::: RECORD SET

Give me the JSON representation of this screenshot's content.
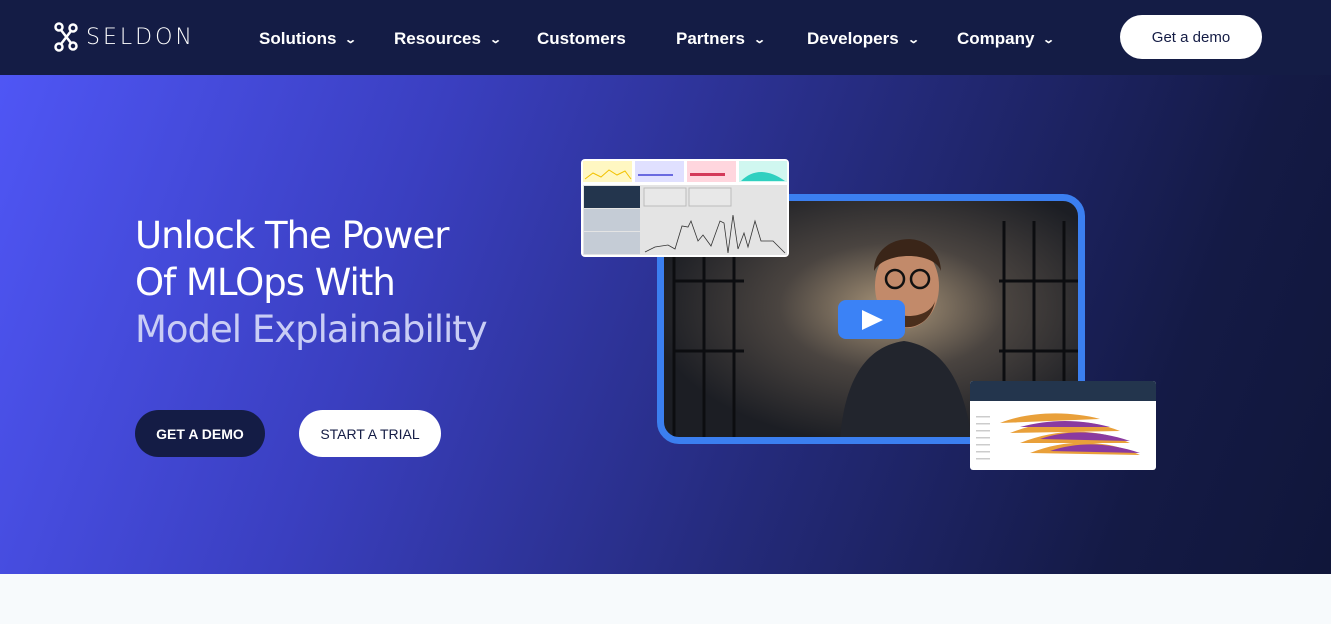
{
  "brand": {
    "name": "SELDON",
    "logo_icon": "seldon-knot-logo"
  },
  "nav": {
    "items": [
      {
        "label": "Solutions",
        "has_dropdown": true
      },
      {
        "label": "Resources",
        "has_dropdown": true
      },
      {
        "label": "Customers",
        "has_dropdown": false
      },
      {
        "label": "Partners",
        "has_dropdown": true
      },
      {
        "label": "Developers",
        "has_dropdown": true
      },
      {
        "label": "Company",
        "has_dropdown": true
      }
    ],
    "cta": "Get a demo"
  },
  "hero": {
    "line1": "Unlock The Power",
    "line2": "Of MLOps With",
    "line3": "Model Explainability",
    "primary_button": "GET A DEMO",
    "secondary_button": "START A TRIAL"
  },
  "colors": {
    "nav_bg": "#141c45",
    "accent": "#3b82f6",
    "hero_start": "#4f56f5"
  }
}
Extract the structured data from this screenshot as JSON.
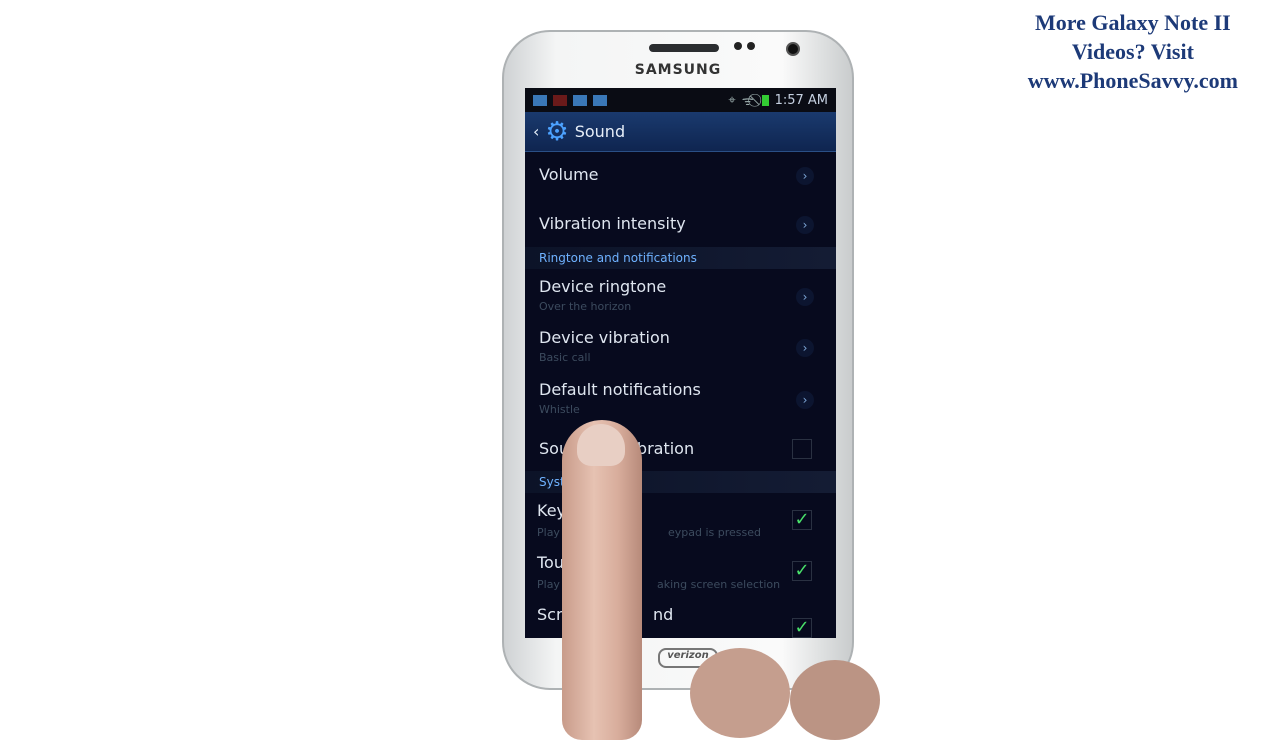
{
  "watermark": {
    "line1": "More Galaxy Note II",
    "line2": "Videos? Visit",
    "line3": "www.PhoneSavvy.com"
  },
  "phone": {
    "brand": "SAMSUNG",
    "carrier": "verizon"
  },
  "status_bar": {
    "time": "1:57 AM",
    "icons": [
      "gmail-icon",
      "missed-call-icon",
      "video-icon",
      "video-icon",
      "gps-icon",
      "wifi-icon",
      "no-signal-icon",
      "battery-icon"
    ]
  },
  "action_bar": {
    "title": "Sound"
  },
  "items": [
    {
      "title": "Volume"
    },
    {
      "title": "Vibration intensity"
    },
    {
      "header": "Ringtone and notifications"
    },
    {
      "title": "Device ringtone",
      "subtitle": "Over the horizon"
    },
    {
      "title": "Device vibration",
      "subtitle": "Basic call"
    },
    {
      "title": "Default notifications",
      "subtitle": "Whistle"
    },
    {
      "title_left": "Sou",
      "title_right": "vibration",
      "checked": false
    },
    {
      "header": "Syst"
    },
    {
      "title": "Key",
      "subtitle_left": "Play",
      "subtitle_right": "eypad is pressed",
      "checked": true
    },
    {
      "title": "Tou",
      "subtitle_left": "Play",
      "subtitle_right": "aking screen selection",
      "checked": true
    },
    {
      "title_left": "Scr",
      "title_right": "nd",
      "checked": true
    }
  ],
  "colors": {
    "accent": "#4ca2ff",
    "check": "#49e06a",
    "background": "#070a1e"
  }
}
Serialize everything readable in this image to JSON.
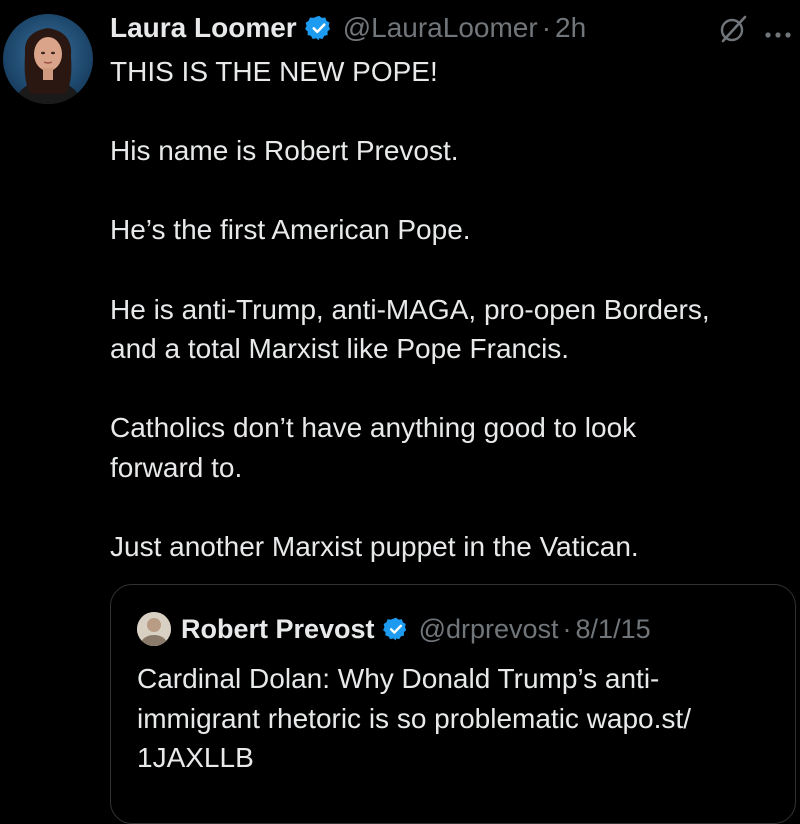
{
  "tweet": {
    "author": {
      "display_name": "Laura Loomer",
      "handle": "@LauraLoomer",
      "verified": true
    },
    "separator": "·",
    "timestamp": "2h",
    "body": "THIS IS THE NEW POPE!\n\nHis name is Robert Prevost.\n\nHe’s the first American Pope.\n\nHe is anti-Trump, anti-MAGA, pro-open Borders,\nand a total Marxist like Pope Francis.\n\nCatholics don’t have anything good to look\nforward to.\n\nJust another Marxist puppet in the Vatican.",
    "icons": {
      "grok": "grok-icon",
      "more": "more-icon",
      "verified": "verified-badge-icon"
    }
  },
  "quoted_tweet": {
    "author": {
      "display_name": "Robert Prevost",
      "handle": "@drprevost",
      "verified": true
    },
    "separator": "·",
    "timestamp": "8/1/15",
    "body": "Cardinal Dolan: Why Donald Trump’s anti-\nimmigrant rhetoric is so problematic wapo.st/\n1JAXLLB"
  },
  "colors": {
    "background": "#000000",
    "text_primary": "#e7e9ea",
    "text_secondary": "#71767b",
    "verified_blue": "#1d9bf0",
    "border": "#2f3336"
  }
}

::::::

▶ EXERCISE REQUIREMENTS: Every record is to be reproduced exactly, with no pictures included.

▶ TASK RESULT:
Give me the JSON representation of this screenshot's content.
{
  "brand": {
    "name": "SELDON",
    "logo_icon": "seldon-knot-logo"
  },
  "nav": {
    "items": [
      {
        "label": "Solutions",
        "has_dropdown": true
      },
      {
        "label": "Resources",
        "has_dropdown": true
      },
      {
        "label": "Customers",
        "has_dropdown": false
      },
      {
        "label": "Partners",
        "has_dropdown": true
      },
      {
        "label": "Developers",
        "has_dropdown": true
      },
      {
        "label": "Company",
        "has_dropdown": true
      }
    ],
    "cta": "Get a demo"
  },
  "hero": {
    "line1": "Unlock The Power",
    "line2": "Of MLOps With",
    "line3": "Model Explainability",
    "primary_button": "GET A DEMO",
    "secondary_button": "START A TRIAL"
  },
  "colors": {
    "nav_bg": "#141c45",
    "accent": "#3b82f6",
    "hero_start": "#4f56f5"
  }
}
Extract the structured data from this screenshot as JSON.
{
  "watermark": {
    "line1": "More Galaxy Note II",
    "line2": "Videos? Visit",
    "line3": "www.PhoneSavvy.com"
  },
  "phone": {
    "brand": "SAMSUNG",
    "carrier": "verizon"
  },
  "status_bar": {
    "time": "1:57 AM",
    "icons": [
      "gmail-icon",
      "missed-call-icon",
      "video-icon",
      "video-icon",
      "gps-icon",
      "wifi-icon",
      "no-signal-icon",
      "battery-icon"
    ]
  },
  "action_bar": {
    "title": "Sound"
  },
  "items": [
    {
      "title": "Volume"
    },
    {
      "title": "Vibration intensity"
    },
    {
      "header": "Ringtone and notifications"
    },
    {
      "title": "Device ringtone",
      "subtitle": "Over the horizon"
    },
    {
      "title": "Device vibration",
      "subtitle": "Basic call"
    },
    {
      "title": "Default notifications",
      "subtitle": "Whistle"
    },
    {
      "title_left": "Sou",
      "title_right": "vibration",
      "checked": false
    },
    {
      "header": "Syst"
    },
    {
      "title": "Key",
      "subtitle_left": "Play",
      "subtitle_right": "eypad is pressed",
      "checked": true
    },
    {
      "title": "Tou",
      "subtitle_left": "Play",
      "subtitle_right": "aking screen selection",
      "checked": true
    },
    {
      "title_left": "Scr",
      "title_right": "nd",
      "checked": true
    }
  ],
  "colors": {
    "accent": "#4ca2ff",
    "check": "#49e06a",
    "background": "#070a1e"
  }
}
Serialize everything readable in this image to JSON.
{
  "tweet": {
    "author": {
      "display_name": "Laura Loomer",
      "handle": "@LauraLoomer",
      "verified": true
    },
    "separator": "·",
    "timestamp": "2h",
    "body": "THIS IS THE NEW POPE!\n\nHis name is Robert Prevost.\n\nHe’s the first American Pope.\n\nHe is anti-Trump, anti-MAGA, pro-open Borders,\nand a total Marxist like Pope Francis.\n\nCatholics don’t have anything good to look\nforward to.\n\nJust another Marxist puppet in the Vatican.",
    "icons": {
      "grok": "grok-icon",
      "more": "more-icon",
      "verified": "verified-badge-icon"
    }
  },
  "quoted_tweet": {
    "author": {
      "display_name": "Robert Prevost",
      "handle": "@drprevost",
      "verified": true
    },
    "separator": "·",
    "timestamp": "8/1/15",
    "body": "Cardinal Dolan: Why Donald Trump’s anti-\nimmigrant rhetoric is so problematic wapo.st/\n1JAXLLB"
  },
  "colors": {
    "background": "#000000",
    "text_primary": "#e7e9ea",
    "text_secondary": "#71767b",
    "verified_blue": "#1d9bf0",
    "border": "#2f3336"
  }
}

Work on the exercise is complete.